_STATED GOAL_. Write the count of lines that contain the word "error" and nothing else.

(Dataset records)
-- start --

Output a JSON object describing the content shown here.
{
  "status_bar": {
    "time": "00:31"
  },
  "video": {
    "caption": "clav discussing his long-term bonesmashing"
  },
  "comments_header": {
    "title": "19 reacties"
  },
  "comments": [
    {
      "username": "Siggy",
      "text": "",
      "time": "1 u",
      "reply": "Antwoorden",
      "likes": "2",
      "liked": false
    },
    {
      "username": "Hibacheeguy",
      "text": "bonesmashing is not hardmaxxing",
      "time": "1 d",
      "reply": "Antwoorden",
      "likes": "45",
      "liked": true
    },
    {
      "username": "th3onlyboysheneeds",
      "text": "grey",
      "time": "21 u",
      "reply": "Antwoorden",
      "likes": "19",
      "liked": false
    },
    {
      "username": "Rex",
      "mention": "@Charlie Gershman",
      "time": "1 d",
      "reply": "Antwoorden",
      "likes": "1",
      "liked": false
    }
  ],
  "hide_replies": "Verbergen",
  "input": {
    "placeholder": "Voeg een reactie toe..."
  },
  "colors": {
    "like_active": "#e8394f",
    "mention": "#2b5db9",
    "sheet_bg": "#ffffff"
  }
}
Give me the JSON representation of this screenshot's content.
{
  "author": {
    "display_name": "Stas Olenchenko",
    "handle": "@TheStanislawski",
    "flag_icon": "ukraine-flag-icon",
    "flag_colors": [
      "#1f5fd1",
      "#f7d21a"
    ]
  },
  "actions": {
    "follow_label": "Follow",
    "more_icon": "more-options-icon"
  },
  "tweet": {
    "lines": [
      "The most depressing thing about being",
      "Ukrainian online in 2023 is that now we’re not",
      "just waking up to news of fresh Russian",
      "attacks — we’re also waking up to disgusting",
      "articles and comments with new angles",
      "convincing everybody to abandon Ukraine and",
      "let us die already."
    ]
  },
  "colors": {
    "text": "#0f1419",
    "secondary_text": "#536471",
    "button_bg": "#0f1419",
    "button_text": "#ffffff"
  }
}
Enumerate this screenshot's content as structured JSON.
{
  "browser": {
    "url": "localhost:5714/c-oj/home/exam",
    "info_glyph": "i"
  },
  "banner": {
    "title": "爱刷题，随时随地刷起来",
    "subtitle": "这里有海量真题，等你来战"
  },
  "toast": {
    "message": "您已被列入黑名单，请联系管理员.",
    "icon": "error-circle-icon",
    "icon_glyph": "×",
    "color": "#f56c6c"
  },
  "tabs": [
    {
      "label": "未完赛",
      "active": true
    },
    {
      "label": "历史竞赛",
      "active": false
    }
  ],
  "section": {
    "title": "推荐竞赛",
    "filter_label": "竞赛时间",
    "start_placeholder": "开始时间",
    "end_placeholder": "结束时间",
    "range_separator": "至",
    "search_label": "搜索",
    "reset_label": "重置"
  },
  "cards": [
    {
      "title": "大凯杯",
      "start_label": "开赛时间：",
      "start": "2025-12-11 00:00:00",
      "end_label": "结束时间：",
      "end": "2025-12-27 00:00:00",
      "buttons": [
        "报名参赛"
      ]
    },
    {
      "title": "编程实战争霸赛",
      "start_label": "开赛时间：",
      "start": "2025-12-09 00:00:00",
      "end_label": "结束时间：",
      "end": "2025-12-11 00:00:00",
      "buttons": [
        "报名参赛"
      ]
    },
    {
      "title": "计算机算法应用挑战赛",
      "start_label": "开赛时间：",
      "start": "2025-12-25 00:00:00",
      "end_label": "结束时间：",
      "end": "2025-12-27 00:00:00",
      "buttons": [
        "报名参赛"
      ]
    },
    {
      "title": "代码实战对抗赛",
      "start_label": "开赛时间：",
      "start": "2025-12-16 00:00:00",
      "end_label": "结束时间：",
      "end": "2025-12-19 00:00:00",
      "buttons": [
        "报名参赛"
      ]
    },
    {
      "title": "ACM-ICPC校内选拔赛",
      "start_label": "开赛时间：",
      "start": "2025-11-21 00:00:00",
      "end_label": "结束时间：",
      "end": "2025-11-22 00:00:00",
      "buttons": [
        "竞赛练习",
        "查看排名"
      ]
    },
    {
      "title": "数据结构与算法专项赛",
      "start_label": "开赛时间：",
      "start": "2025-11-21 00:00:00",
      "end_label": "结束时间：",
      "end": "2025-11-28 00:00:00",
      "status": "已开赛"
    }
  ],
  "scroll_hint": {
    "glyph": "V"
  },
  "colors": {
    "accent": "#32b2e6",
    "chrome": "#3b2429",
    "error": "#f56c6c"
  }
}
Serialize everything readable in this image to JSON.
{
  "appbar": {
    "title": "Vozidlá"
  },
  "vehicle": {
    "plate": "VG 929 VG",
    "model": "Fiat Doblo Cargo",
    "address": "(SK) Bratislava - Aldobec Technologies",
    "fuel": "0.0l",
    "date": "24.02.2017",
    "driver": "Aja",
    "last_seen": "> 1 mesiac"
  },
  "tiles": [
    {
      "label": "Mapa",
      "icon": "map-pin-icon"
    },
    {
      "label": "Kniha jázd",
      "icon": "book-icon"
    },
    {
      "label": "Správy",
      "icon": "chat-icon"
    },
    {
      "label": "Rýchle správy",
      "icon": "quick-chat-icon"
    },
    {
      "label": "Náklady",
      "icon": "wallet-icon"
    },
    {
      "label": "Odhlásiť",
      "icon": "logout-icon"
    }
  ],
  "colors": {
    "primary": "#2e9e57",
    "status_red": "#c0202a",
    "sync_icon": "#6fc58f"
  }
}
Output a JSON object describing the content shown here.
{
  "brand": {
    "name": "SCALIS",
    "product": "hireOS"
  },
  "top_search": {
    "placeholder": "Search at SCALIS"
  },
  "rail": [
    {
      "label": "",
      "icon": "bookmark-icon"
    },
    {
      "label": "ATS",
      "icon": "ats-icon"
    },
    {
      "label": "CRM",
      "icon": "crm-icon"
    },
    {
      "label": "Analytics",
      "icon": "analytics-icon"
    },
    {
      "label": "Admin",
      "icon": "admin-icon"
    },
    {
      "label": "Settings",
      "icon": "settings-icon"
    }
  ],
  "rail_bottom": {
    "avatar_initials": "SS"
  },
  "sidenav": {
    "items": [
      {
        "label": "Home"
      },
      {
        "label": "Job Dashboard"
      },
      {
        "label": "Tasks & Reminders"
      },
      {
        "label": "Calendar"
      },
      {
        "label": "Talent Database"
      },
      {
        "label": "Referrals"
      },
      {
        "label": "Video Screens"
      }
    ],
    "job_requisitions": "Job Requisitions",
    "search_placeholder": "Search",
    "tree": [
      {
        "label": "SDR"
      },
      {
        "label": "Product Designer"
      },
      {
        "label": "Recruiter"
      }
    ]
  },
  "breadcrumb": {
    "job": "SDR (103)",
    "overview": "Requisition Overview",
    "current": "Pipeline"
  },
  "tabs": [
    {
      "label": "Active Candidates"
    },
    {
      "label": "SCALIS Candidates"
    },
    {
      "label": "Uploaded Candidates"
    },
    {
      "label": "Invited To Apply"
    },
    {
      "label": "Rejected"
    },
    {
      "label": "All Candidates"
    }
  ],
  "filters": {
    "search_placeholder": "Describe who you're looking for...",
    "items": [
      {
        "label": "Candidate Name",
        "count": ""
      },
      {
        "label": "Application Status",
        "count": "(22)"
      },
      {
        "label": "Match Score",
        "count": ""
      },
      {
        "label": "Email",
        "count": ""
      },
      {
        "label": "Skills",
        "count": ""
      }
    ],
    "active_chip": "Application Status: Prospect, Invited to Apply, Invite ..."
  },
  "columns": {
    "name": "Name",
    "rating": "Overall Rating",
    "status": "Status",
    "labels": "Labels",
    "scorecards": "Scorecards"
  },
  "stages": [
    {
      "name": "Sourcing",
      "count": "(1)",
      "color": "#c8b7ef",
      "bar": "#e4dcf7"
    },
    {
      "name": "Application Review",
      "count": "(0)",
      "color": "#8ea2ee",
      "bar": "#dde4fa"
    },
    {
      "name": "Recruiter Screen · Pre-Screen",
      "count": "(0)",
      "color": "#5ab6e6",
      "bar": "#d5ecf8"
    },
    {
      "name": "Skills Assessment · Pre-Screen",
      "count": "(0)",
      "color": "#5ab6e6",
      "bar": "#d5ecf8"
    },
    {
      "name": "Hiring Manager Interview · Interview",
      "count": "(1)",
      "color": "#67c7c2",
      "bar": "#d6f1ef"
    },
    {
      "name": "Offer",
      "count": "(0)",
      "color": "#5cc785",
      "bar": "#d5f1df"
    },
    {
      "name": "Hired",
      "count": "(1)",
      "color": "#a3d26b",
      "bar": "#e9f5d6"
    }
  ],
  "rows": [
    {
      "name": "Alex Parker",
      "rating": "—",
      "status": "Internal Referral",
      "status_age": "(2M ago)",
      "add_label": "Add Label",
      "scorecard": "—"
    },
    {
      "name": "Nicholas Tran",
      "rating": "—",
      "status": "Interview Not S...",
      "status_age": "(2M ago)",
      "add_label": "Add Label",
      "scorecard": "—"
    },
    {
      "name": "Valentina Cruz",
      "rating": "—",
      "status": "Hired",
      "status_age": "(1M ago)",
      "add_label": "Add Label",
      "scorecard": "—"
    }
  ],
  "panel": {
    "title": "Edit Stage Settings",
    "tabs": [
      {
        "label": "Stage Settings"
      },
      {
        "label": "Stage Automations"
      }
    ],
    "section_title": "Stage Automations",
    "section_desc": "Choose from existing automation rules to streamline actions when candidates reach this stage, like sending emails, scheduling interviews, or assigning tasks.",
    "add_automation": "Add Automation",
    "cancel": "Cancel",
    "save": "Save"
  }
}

-- end --

_OUTPUT FOR THIS TASK_. 2